> **Exercise objective**: From the listing below, extract each entry exactly as written, minus the images.

Figure collection entries:
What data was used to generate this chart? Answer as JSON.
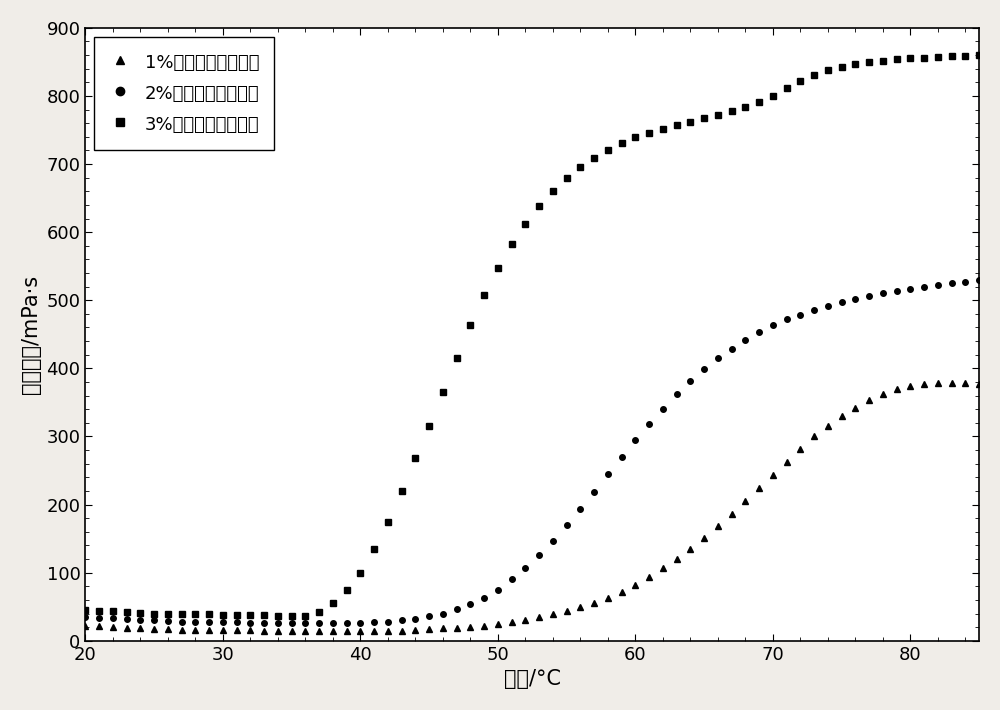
{
  "title": "",
  "xlabel": "温度/°C",
  "ylabel": "表观粘度/mPa·s",
  "xlim": [
    20,
    85
  ],
  "ylim": [
    0,
    900
  ],
  "xticks": [
    20,
    30,
    40,
    50,
    60,
    70,
    80
  ],
  "yticks": [
    0,
    100,
    200,
    300,
    400,
    500,
    600,
    700,
    800,
    900
  ],
  "series": [
    {
      "label": "1%热增黏沉降稳定剂",
      "marker": "^",
      "color": "#000000",
      "x": [
        20,
        21,
        22,
        23,
        24,
        25,
        26,
        27,
        28,
        29,
        30,
        31,
        32,
        33,
        34,
        35,
        36,
        37,
        38,
        39,
        40,
        41,
        42,
        43,
        44,
        45,
        46,
        47,
        48,
        49,
        50,
        51,
        52,
        53,
        54,
        55,
        56,
        57,
        58,
        59,
        60,
        61,
        62,
        63,
        64,
        65,
        66,
        67,
        68,
        69,
        70,
        71,
        72,
        73,
        74,
        75,
        76,
        77,
        78,
        79,
        80,
        81,
        82,
        83,
        84,
        85
      ],
      "y": [
        22,
        21,
        20,
        19,
        18,
        17,
        17,
        16,
        16,
        16,
        16,
        16,
        16,
        15,
        15,
        15,
        15,
        15,
        15,
        15,
        15,
        15,
        15,
        15,
        16,
        17,
        18,
        19,
        20,
        22,
        25,
        28,
        31,
        35,
        39,
        44,
        50,
        56,
        63,
        72,
        82,
        94,
        107,
        120,
        135,
        151,
        168,
        186,
        205,
        224,
        244,
        263,
        282,
        300,
        316,
        330,
        342,
        353,
        362,
        369,
        374,
        377,
        378,
        378,
        378,
        377
      ]
    },
    {
      "label": "2%热增黏沉降稳定剂",
      "marker": "o",
      "color": "#000000",
      "x": [
        20,
        21,
        22,
        23,
        24,
        25,
        26,
        27,
        28,
        29,
        30,
        31,
        32,
        33,
        34,
        35,
        36,
        37,
        38,
        39,
        40,
        41,
        42,
        43,
        44,
        45,
        46,
        47,
        48,
        49,
        50,
        51,
        52,
        53,
        54,
        55,
        56,
        57,
        58,
        59,
        60,
        61,
        62,
        63,
        64,
        65,
        66,
        67,
        68,
        69,
        70,
        71,
        72,
        73,
        74,
        75,
        76,
        77,
        78,
        79,
        80,
        81,
        82,
        83,
        84,
        85
      ],
      "y": [
        35,
        34,
        33,
        32,
        31,
        30,
        29,
        28,
        28,
        27,
        27,
        27,
        26,
        26,
        26,
        26,
        26,
        26,
        26,
        26,
        26,
        27,
        28,
        30,
        32,
        36,
        40,
        46,
        54,
        63,
        75,
        90,
        107,
        126,
        147,
        170,
        194,
        219,
        245,
        270,
        295,
        319,
        341,
        362,
        381,
        399,
        415,
        429,
        442,
        453,
        463,
        472,
        479,
        486,
        492,
        497,
        502,
        506,
        510,
        514,
        517,
        520,
        523,
        525,
        527,
        530
      ]
    },
    {
      "label": "3%热增黏沉降稳定剂",
      "marker": "s",
      "color": "#000000",
      "x": [
        20,
        21,
        22,
        23,
        24,
        25,
        26,
        27,
        28,
        29,
        30,
        31,
        32,
        33,
        34,
        35,
        36,
        37,
        38,
        39,
        40,
        41,
        42,
        43,
        44,
        45,
        46,
        47,
        48,
        49,
        50,
        51,
        52,
        53,
        54,
        55,
        56,
        57,
        58,
        59,
        60,
        61,
        62,
        63,
        64,
        65,
        66,
        67,
        68,
        69,
        70,
        71,
        72,
        73,
        74,
        75,
        76,
        77,
        78,
        79,
        80,
        81,
        82,
        83,
        84,
        85
      ],
      "y": [
        45,
        44,
        43,
        42,
        41,
        40,
        40,
        39,
        39,
        39,
        38,
        38,
        38,
        38,
        37,
        37,
        37,
        42,
        55,
        75,
        100,
        135,
        175,
        220,
        268,
        315,
        365,
        415,
        463,
        507,
        547,
        582,
        612,
        638,
        660,
        679,
        695,
        709,
        721,
        731,
        739,
        746,
        752,
        757,
        762,
        767,
        772,
        778,
        784,
        791,
        800,
        812,
        822,
        831,
        838,
        843,
        847,
        850,
        852,
        854,
        855,
        856,
        857,
        858,
        859,
        860
      ]
    }
  ],
  "background_color": "#f0ede8",
  "plot_bg_color": "#ffffff",
  "markersize": 4,
  "linewidth": 0,
  "legend_fontsize": 13,
  "axis_label_fontsize": 15,
  "tick_fontsize": 13
}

> **Answer to the exercise**:
What data was used to generate this chart? Answer as JSON.
{
  "title": "",
  "xlabel": "温度/°C",
  "ylabel": "表观粘度/mPa·s",
  "xlim": [
    20,
    85
  ],
  "ylim": [
    0,
    900
  ],
  "xticks": [
    20,
    30,
    40,
    50,
    60,
    70,
    80
  ],
  "yticks": [
    0,
    100,
    200,
    300,
    400,
    500,
    600,
    700,
    800,
    900
  ],
  "series": [
    {
      "label": "1%热增黏沉降稳定剂",
      "marker": "^",
      "color": "#000000",
      "x": [
        20,
        21,
        22,
        23,
        24,
        25,
        26,
        27,
        28,
        29,
        30,
        31,
        32,
        33,
        34,
        35,
        36,
        37,
        38,
        39,
        40,
        41,
        42,
        43,
        44,
        45,
        46,
        47,
        48,
        49,
        50,
        51,
        52,
        53,
        54,
        55,
        56,
        57,
        58,
        59,
        60,
        61,
        62,
        63,
        64,
        65,
        66,
        67,
        68,
        69,
        70,
        71,
        72,
        73,
        74,
        75,
        76,
        77,
        78,
        79,
        80,
        81,
        82,
        83,
        84,
        85
      ],
      "y": [
        22,
        21,
        20,
        19,
        18,
        17,
        17,
        16,
        16,
        16,
        16,
        16,
        16,
        15,
        15,
        15,
        15,
        15,
        15,
        15,
        15,
        15,
        15,
        15,
        16,
        17,
        18,
        19,
        20,
        22,
        25,
        28,
        31,
        35,
        39,
        44,
        50,
        56,
        63,
        72,
        82,
        94,
        107,
        120,
        135,
        151,
        168,
        186,
        205,
        224,
        244,
        263,
        282,
        300,
        316,
        330,
        342,
        353,
        362,
        369,
        374,
        377,
        378,
        378,
        378,
        377
      ]
    },
    {
      "label": "2%热增黏沉降稳定剂",
      "marker": "o",
      "color": "#000000",
      "x": [
        20,
        21,
        22,
        23,
        24,
        25,
        26,
        27,
        28,
        29,
        30,
        31,
        32,
        33,
        34,
        35,
        36,
        37,
        38,
        39,
        40,
        41,
        42,
        43,
        44,
        45,
        46,
        47,
        48,
        49,
        50,
        51,
        52,
        53,
        54,
        55,
        56,
        57,
        58,
        59,
        60,
        61,
        62,
        63,
        64,
        65,
        66,
        67,
        68,
        69,
        70,
        71,
        72,
        73,
        74,
        75,
        76,
        77,
        78,
        79,
        80,
        81,
        82,
        83,
        84,
        85
      ],
      "y": [
        35,
        34,
        33,
        32,
        31,
        30,
        29,
        28,
        28,
        27,
        27,
        27,
        26,
        26,
        26,
        26,
        26,
        26,
        26,
        26,
        26,
        27,
        28,
        30,
        32,
        36,
        40,
        46,
        54,
        63,
        75,
        90,
        107,
        126,
        147,
        170,
        194,
        219,
        245,
        270,
        295,
        319,
        341,
        362,
        381,
        399,
        415,
        429,
        442,
        453,
        463,
        472,
        479,
        486,
        492,
        497,
        502,
        506,
        510,
        514,
        517,
        520,
        523,
        525,
        527,
        530
      ]
    },
    {
      "label": "3%热增黏沉降稳定剂",
      "marker": "s",
      "color": "#000000",
      "x": [
        20,
        21,
        22,
        23,
        24,
        25,
        26,
        27,
        28,
        29,
        30,
        31,
        32,
        33,
        34,
        35,
        36,
        37,
        38,
        39,
        40,
        41,
        42,
        43,
        44,
        45,
        46,
        47,
        48,
        49,
        50,
        51,
        52,
        53,
        54,
        55,
        56,
        57,
        58,
        59,
        60,
        61,
        62,
        63,
        64,
        65,
        66,
        67,
        68,
        69,
        70,
        71,
        72,
        73,
        74,
        75,
        76,
        77,
        78,
        79,
        80,
        81,
        82,
        83,
        84,
        85
      ],
      "y": [
        45,
        44,
        43,
        42,
        41,
        40,
        40,
        39,
        39,
        39,
        38,
        38,
        38,
        38,
        37,
        37,
        37,
        42,
        55,
        75,
        100,
        135,
        175,
        220,
        268,
        315,
        365,
        415,
        463,
        507,
        547,
        582,
        612,
        638,
        660,
        679,
        695,
        709,
        721,
        731,
        739,
        746,
        752,
        757,
        762,
        767,
        772,
        778,
        784,
        791,
        800,
        812,
        822,
        831,
        838,
        843,
        847,
        850,
        852,
        854,
        855,
        856,
        857,
        858,
        859,
        860
      ]
    }
  ],
  "background_color": "#f0ede8",
  "plot_bg_color": "#ffffff",
  "markersize": 4,
  "linewidth": 0,
  "legend_fontsize": 13,
  "axis_label_fontsize": 15,
  "tick_fontsize": 13
}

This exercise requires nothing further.